# Record set
--- BEGIN ---

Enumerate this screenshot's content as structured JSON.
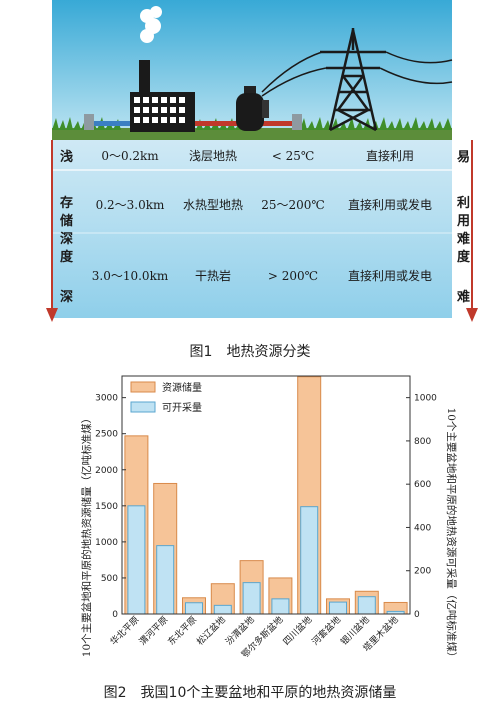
{
  "figure1": {
    "caption": "图1　地热资源分类",
    "left_labels": {
      "shallow": "浅",
      "storage_depth": [
        "存",
        "储",
        "深",
        "度"
      ],
      "deep": "深"
    },
    "right_labels": {
      "easy": "易",
      "difficulty": [
        "利",
        "用",
        "难",
        "度"
      ],
      "hard": "难"
    },
    "rows": [
      {
        "depth": "0～0.2km",
        "type": "浅层地热",
        "temp": "< 25℃",
        "use": "直接利用"
      },
      {
        "depth": "0.2～3.0km",
        "type": "水热型地热",
        "temp": "25～200℃",
        "use": "直接利用或发电"
      },
      {
        "depth": "3.0～10.0km",
        "type": "干热岩",
        "temp": "> 200℃",
        "use": "直接利用或发电"
      }
    ],
    "icons": [
      "factory-icon",
      "heat-pump-icon",
      "power-tower-icon",
      "power-line-icon",
      "pipe-icon"
    ]
  },
  "figure2": {
    "caption": "图2　我国10个主要盆地和平原的地热资源储量",
    "chart_data": {
      "type": "bar",
      "title": "",
      "categories": [
        "华北平原",
        "渭河平原",
        "东北平原",
        "松辽盆地",
        "汾渭盆地",
        "鄂尔多斯盆地",
        "四川盆地",
        "河套盆地",
        "银川盆地",
        "塔里木盆地"
      ],
      "series": [
        {
          "name": "资源储量",
          "axis": "left",
          "values": [
            2470,
            1810,
            225,
            420,
            740,
            500,
            3290,
            210,
            315,
            160
          ],
          "color": "#f6c498"
        },
        {
          "name": "可开采量",
          "axis": "right",
          "values": [
            500,
            316,
            52,
            40,
            145,
            70,
            496,
            55,
            80,
            12
          ],
          "color": "#bfe2f3"
        }
      ],
      "ylabel": "10个主要盆地和平原的地热资源储量（亿吨标准煤）",
      "y2label": "10个主要盆地和平原的地热资源可采量（亿吨标准煤）",
      "ylim": [
        0,
        3300
      ],
      "y2lim": [
        0,
        1100
      ],
      "yticks": [
        0,
        500,
        1000,
        1500,
        2000,
        2500,
        3000
      ],
      "y2ticks": [
        0,
        200,
        400,
        600,
        800,
        1000
      ],
      "grid": false,
      "legend": "top-left"
    }
  }
}
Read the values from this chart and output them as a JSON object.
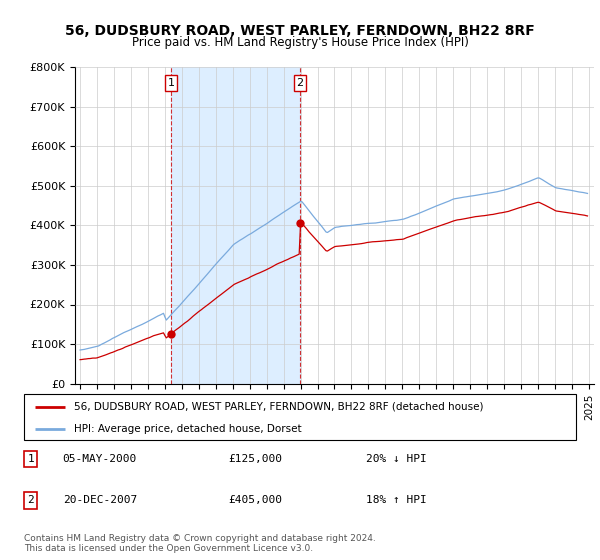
{
  "title": "56, DUDSBURY ROAD, WEST PARLEY, FERNDOWN, BH22 8RF",
  "subtitle": "Price paid vs. HM Land Registry's House Price Index (HPI)",
  "legend_line1": "56, DUDSBURY ROAD, WEST PARLEY, FERNDOWN, BH22 8RF (detached house)",
  "legend_line2": "HPI: Average price, detached house, Dorset",
  "footnote1": "Contains HM Land Registry data © Crown copyright and database right 2024.",
  "footnote2": "This data is licensed under the Open Government Licence v3.0.",
  "transaction1_date": "05-MAY-2000",
  "transaction1_price": "£125,000",
  "transaction1_hpi": "20% ↓ HPI",
  "transaction2_date": "20-DEC-2007",
  "transaction2_price": "£405,000",
  "transaction2_hpi": "18% ↑ HPI",
  "sale1_x": 2000.35,
  "sale1_y": 125000,
  "sale2_x": 2007.97,
  "sale2_y": 405000,
  "vline1_x": 2000.35,
  "vline2_x": 2007.97,
  "ylim": [
    0,
    800000
  ],
  "xlim_start": 1994.7,
  "xlim_end": 2025.3,
  "red_color": "#cc0000",
  "blue_color": "#7aaadd",
  "shade_color": "#ddeeff",
  "grid_color": "#cccccc",
  "background_color": "#ffffff"
}
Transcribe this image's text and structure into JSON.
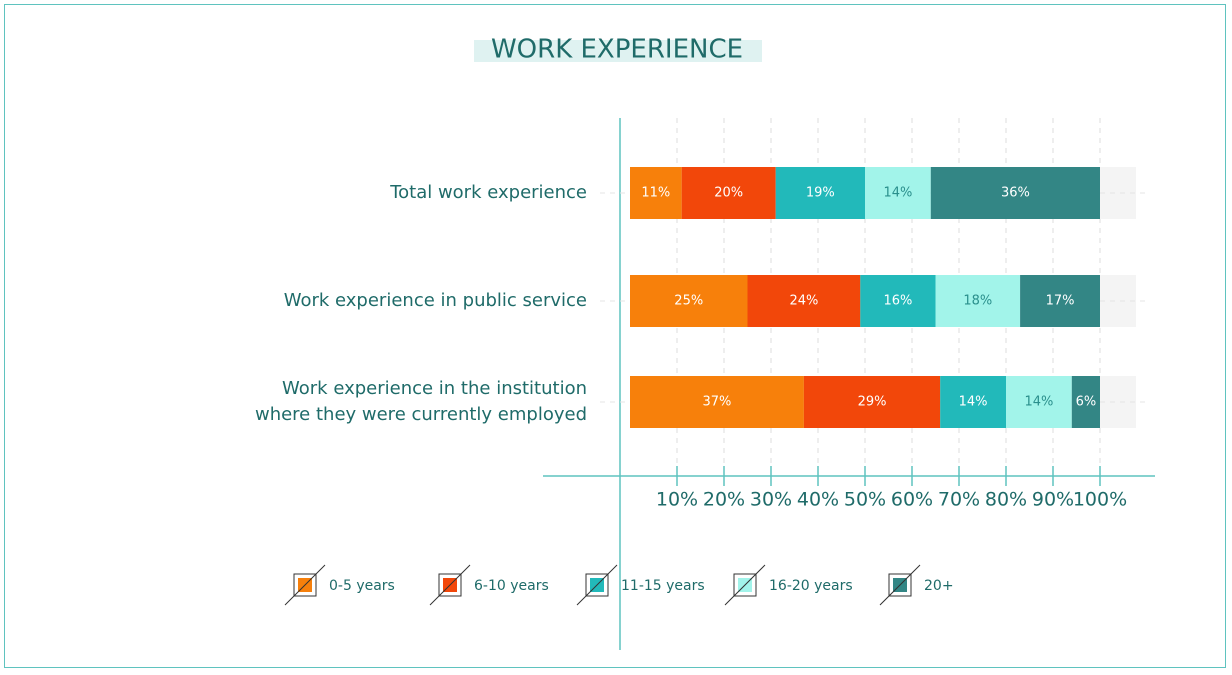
{
  "chart_data": {
    "type": "stacked-bar-horizontal",
    "title": "WORK EXPERIENCE",
    "categories": [
      "Total work experience",
      "Work experience in public service",
      "Work experience in the institution\nwhere they were currently employed"
    ],
    "series": [
      {
        "name": "0-5 years",
        "color": "#f7800b",
        "values": [
          11,
          25,
          37
        ],
        "value_labels": [
          "11%",
          "25%",
          "37%"
        ]
      },
      {
        "name": "6-10 years",
        "color": "#f2470a",
        "values": [
          20,
          24,
          29
        ],
        "value_labels": [
          "20%",
          "24%",
          "29%"
        ]
      },
      {
        "name": "11-15 years",
        "color": "#22b9ba",
        "values": [
          19,
          16,
          14
        ],
        "value_labels": [
          "19%",
          "16%",
          "14%"
        ]
      },
      {
        "name": "16-20 years",
        "color": "#a2f4ea",
        "values": [
          14,
          18,
          14
        ],
        "value_labels": [
          "14%",
          "18%",
          "14%"
        ]
      },
      {
        "name": "20+",
        "color": "#338685",
        "values": [
          36,
          17,
          6
        ],
        "value_labels": [
          "36%",
          "17%",
          "6%"
        ]
      }
    ],
    "xlim": [
      0,
      100
    ],
    "xticks": [
      {
        "value": 10,
        "label": "10%"
      },
      {
        "value": 20,
        "label": "20%"
      },
      {
        "value": 30,
        "label": "30%"
      },
      {
        "value": 40,
        "label": "40%"
      },
      {
        "value": 50,
        "label": "50%"
      },
      {
        "value": 60,
        "label": "60%"
      },
      {
        "value": 70,
        "label": "70%"
      },
      {
        "value": 80,
        "label": "80%"
      },
      {
        "value": 90,
        "label": "90%"
      },
      {
        "value": 100,
        "label": "100%"
      }
    ],
    "grid": true,
    "legend": "bottom"
  }
}
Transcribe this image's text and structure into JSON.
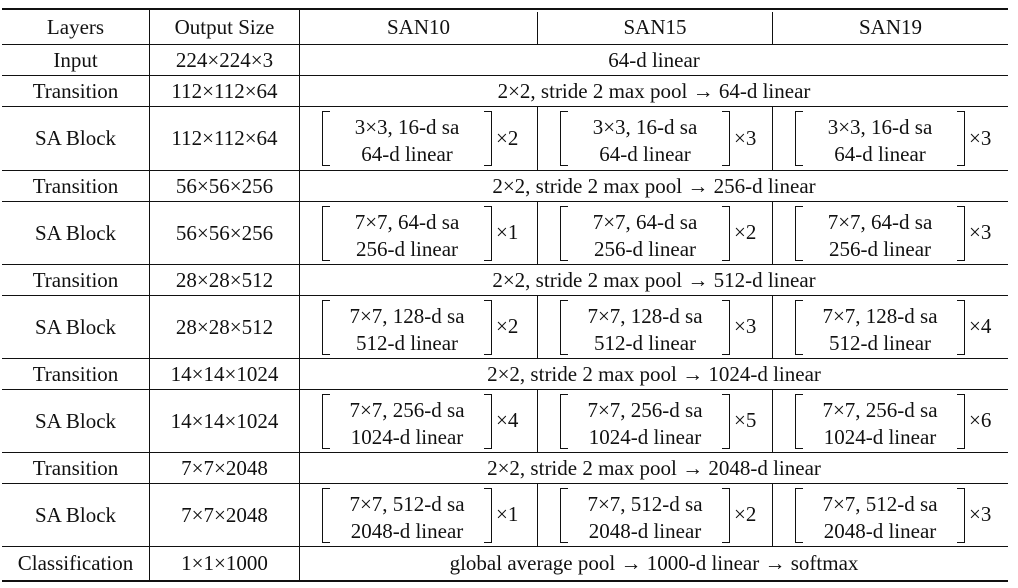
{
  "table": {
    "headers": [
      "Layers",
      "Output Size",
      "SAN10",
      "SAN15",
      "SAN19"
    ],
    "rows": [
      {
        "type": "span",
        "layer": "Input",
        "size": "224×224×3",
        "text": "64-d linear"
      },
      {
        "type": "span",
        "layer": "Transition",
        "size": "112×112×64",
        "text": "2×2, stride 2 max pool → 64-d linear"
      },
      {
        "type": "block",
        "layer": "SA Block",
        "size": "112×112×64",
        "line1": "3×3, 16-d sa",
        "line2": "64-d linear",
        "mults": [
          "×2",
          "×3",
          "×3"
        ]
      },
      {
        "type": "span",
        "layer": "Transition",
        "size": "56×56×256",
        "text": "2×2, stride 2 max pool → 256-d linear"
      },
      {
        "type": "block",
        "layer": "SA Block",
        "size": "56×56×256",
        "line1": "7×7, 64-d sa",
        "line2": "256-d linear",
        "mults": [
          "×1",
          "×2",
          "×3"
        ]
      },
      {
        "type": "span",
        "layer": "Transition",
        "size": "28×28×512",
        "text": "2×2, stride 2 max pool → 512-d linear"
      },
      {
        "type": "block",
        "layer": "SA Block",
        "size": "28×28×512",
        "line1": "7×7, 128-d sa",
        "line2": "512-d linear",
        "mults": [
          "×2",
          "×3",
          "×4"
        ]
      },
      {
        "type": "span",
        "layer": "Transition",
        "size": "14×14×1024",
        "text": "2×2, stride 2 max pool → 1024-d linear"
      },
      {
        "type": "block",
        "layer": "SA Block",
        "size": "14×14×1024",
        "line1": "7×7, 256-d sa",
        "line2": "1024-d linear",
        "mults": [
          "×4",
          "×5",
          "×6"
        ]
      },
      {
        "type": "span",
        "layer": "Transition",
        "size": "7×7×2048",
        "text": "2×2, stride 2 max pool → 2048-d linear"
      },
      {
        "type": "block",
        "layer": "SA Block",
        "size": "7×7×2048",
        "line1": "7×7, 512-d sa",
        "line2": "2048-d linear",
        "mults": [
          "×1",
          "×2",
          "×3"
        ]
      },
      {
        "type": "span",
        "layer": "Classification",
        "size": "1×1×1000",
        "text": "global average pool → 1000-d linear → softmax"
      }
    ]
  }
}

--- END ---

# Exercise aim
Copy all the records above exactly, but leave out the pictures.

# Final result
Enumerate this screenshot's content as structured JSON.
{
  "figure1": {
    "caption": "图1　地热资源分类",
    "left_labels": {
      "shallow": "浅",
      "storage_depth": [
        "存",
        "储",
        "深",
        "度"
      ],
      "deep": "深"
    },
    "right_labels": {
      "easy": "易",
      "difficulty": [
        "利",
        "用",
        "难",
        "度"
      ],
      "hard": "难"
    },
    "rows": [
      {
        "depth": "0～0.2km",
        "type": "浅层地热",
        "temp": "< 25℃",
        "use": "直接利用"
      },
      {
        "depth": "0.2～3.0km",
        "type": "水热型地热",
        "temp": "25～200℃",
        "use": "直接利用或发电"
      },
      {
        "depth": "3.0～10.0km",
        "type": "干热岩",
        "temp": "> 200℃",
        "use": "直接利用或发电"
      }
    ],
    "icons": [
      "factory-icon",
      "heat-pump-icon",
      "power-tower-icon",
      "power-line-icon",
      "pipe-icon"
    ]
  },
  "figure2": {
    "caption": "图2　我国10个主要盆地和平原的地热资源储量",
    "chart_data": {
      "type": "bar",
      "title": "",
      "categories": [
        "华北平原",
        "渭河平原",
        "东北平原",
        "松辽盆地",
        "汾渭盆地",
        "鄂尔多斯盆地",
        "四川盆地",
        "河套盆地",
        "银川盆地",
        "塔里木盆地"
      ],
      "series": [
        {
          "name": "资源储量",
          "axis": "left",
          "values": [
            2470,
            1810,
            225,
            420,
            740,
            500,
            3290,
            210,
            315,
            160
          ],
          "color": "#f6c498"
        },
        {
          "name": "可开采量",
          "axis": "right",
          "values": [
            500,
            316,
            52,
            40,
            145,
            70,
            496,
            55,
            80,
            12
          ],
          "color": "#bfe2f3"
        }
      ],
      "ylabel": "10个主要盆地和平原的地热资源储量（亿吨标准煤）",
      "y2label": "10个主要盆地和平原的地热资源可采量（亿吨标准煤）",
      "ylim": [
        0,
        3300
      ],
      "y2lim": [
        0,
        1100
      ],
      "yticks": [
        0,
        500,
        1000,
        1500,
        2000,
        2500,
        3000
      ],
      "y2ticks": [
        0,
        200,
        400,
        600,
        800,
        1000
      ],
      "grid": false,
      "legend": "top-left"
    }
  }
}
Read the values from this chart and output them as a JSON object.
{
  "title": "56, DUDSBURY ROAD, WEST PARLEY, FERNDOWN, BH22 8RF",
  "subtitle": "Price paid vs. HM Land Registry's House Price Index (HPI)",
  "legend_line1": "56, DUDSBURY ROAD, WEST PARLEY, FERNDOWN, BH22 8RF (detached house)",
  "legend_line2": "HPI: Average price, detached house, Dorset",
  "footnote1": "Contains HM Land Registry data © Crown copyright and database right 2024.",
  "footnote2": "This data is licensed under the Open Government Licence v3.0.",
  "transaction1_date": "05-MAY-2000",
  "transaction1_price": "£125,000",
  "transaction1_hpi": "20% ↓ HPI",
  "transaction2_date": "20-DEC-2007",
  "transaction2_price": "£405,000",
  "transaction2_hpi": "18% ↑ HPI",
  "sale1_x": 2000.35,
  "sale1_y": 125000,
  "sale2_x": 2007.97,
  "sale2_y": 405000,
  "vline1_x": 2000.35,
  "vline2_x": 2007.97,
  "ylim": [
    0,
    800000
  ],
  "xlim_start": 1994.7,
  "xlim_end": 2025.3,
  "red_color": "#cc0000",
  "blue_color": "#7aaadd",
  "shade_color": "#ddeeff",
  "grid_color": "#cccccc",
  "background_color": "#ffffff"
}
Transcribe this image's text and structure into JSON.
{
  "chart_data": {
    "type": "stacked-bar-horizontal",
    "title": "WORK EXPERIENCE",
    "categories": [
      "Total work experience",
      "Work experience in public service",
      "Work experience in the institution\nwhere they were currently employed"
    ],
    "series": [
      {
        "name": "0-5 years",
        "color": "#f7800b",
        "values": [
          11,
          25,
          37
        ],
        "value_labels": [
          "11%",
          "25%",
          "37%"
        ]
      },
      {
        "name": "6-10 years",
        "color": "#f2470a",
        "values": [
          20,
          24,
          29
        ],
        "value_labels": [
          "20%",
          "24%",
          "29%"
        ]
      },
      {
        "name": "11-15 years",
        "color": "#22b9ba",
        "values": [
          19,
          16,
          14
        ],
        "value_labels": [
          "19%",
          "16%",
          "14%"
        ]
      },
      {
        "name": "16-20 years",
        "color": "#a2f4ea",
        "values": [
          14,
          18,
          14
        ],
        "value_labels": [
          "14%",
          "18%",
          "14%"
        ]
      },
      {
        "name": "20+",
        "color": "#338685",
        "values": [
          36,
          17,
          6
        ],
        "value_labels": [
          "36%",
          "17%",
          "6%"
        ]
      }
    ],
    "xlim": [
      0,
      100
    ],
    "xticks": [
      {
        "value": 10,
        "label": "10%"
      },
      {
        "value": 20,
        "label": "20%"
      },
      {
        "value": 30,
        "label": "30%"
      },
      {
        "value": 40,
        "label": "40%"
      },
      {
        "value": 50,
        "label": "50%"
      },
      {
        "value": 60,
        "label": "60%"
      },
      {
        "value": 70,
        "label": "70%"
      },
      {
        "value": 80,
        "label": "80%"
      },
      {
        "value": 90,
        "label": "90%"
      },
      {
        "value": 100,
        "label": "100%"
      }
    ],
    "grid": true,
    "legend": "bottom"
  }
}
Transcribe this image's text and structure into JSON.
{
  "table": {
    "headers": [
      "Layers",
      "Output Size",
      "SAN10",
      "SAN15",
      "SAN19"
    ],
    "rows": [
      {
        "type": "span",
        "layer": "Input",
        "size": "224×224×3",
        "text": "64-d linear"
      },
      {
        "type": "span",
        "layer": "Transition",
        "size": "112×112×64",
        "text": "2×2, stride 2 max pool → 64-d linear"
      },
      {
        "type": "block",
        "layer": "SA Block",
        "size": "112×112×64",
        "line1": "3×3, 16-d sa",
        "line2": "64-d linear",
        "mults": [
          "×2",
          "×3",
          "×3"
        ]
      },
      {
        "type": "span",
        "layer": "Transition",
        "size": "56×56×256",
        "text": "2×2, stride 2 max pool → 256-d linear"
      },
      {
        "type": "block",
        "layer": "SA Block",
        "size": "56×56×256",
        "line1": "7×7, 64-d sa",
        "line2": "256-d linear",
        "mults": [
          "×1",
          "×2",
          "×3"
        ]
      },
      {
        "type": "span",
        "layer": "Transition",
        "size": "28×28×512",
        "text": "2×2, stride 2 max pool → 512-d linear"
      },
      {
        "type": "block",
        "layer": "SA Block",
        "size": "28×28×512",
        "line1": "7×7, 128-d sa",
        "line2": "512-d linear",
        "mults": [
          "×2",
          "×3",
          "×4"
        ]
      },
      {
        "type": "span",
        "layer": "Transition",
        "size": "14×14×1024",
        "text": "2×2, stride 2 max pool → 1024-d linear"
      },
      {
        "type": "block",
        "layer": "SA Block",
        "size": "14×14×1024",
        "line1": "7×7, 256-d sa",
        "line2": "1024-d linear",
        "mults": [
          "×4",
          "×5",
          "×6"
        ]
      },
      {
        "type": "span",
        "layer": "Transition",
        "size": "7×7×2048",
        "text": "2×2, stride 2 max pool → 2048-d linear"
      },
      {
        "type": "block",
        "layer": "SA Block",
        "size": "7×7×2048",
        "line1": "7×7, 512-d sa",
        "line2": "2048-d linear",
        "mults": [
          "×1",
          "×2",
          "×3"
        ]
      },
      {
        "type": "span",
        "layer": "Classification",
        "size": "1×1×1000",
        "text": "global average pool → 1000-d linear → softmax"
      }
    ]
  }
}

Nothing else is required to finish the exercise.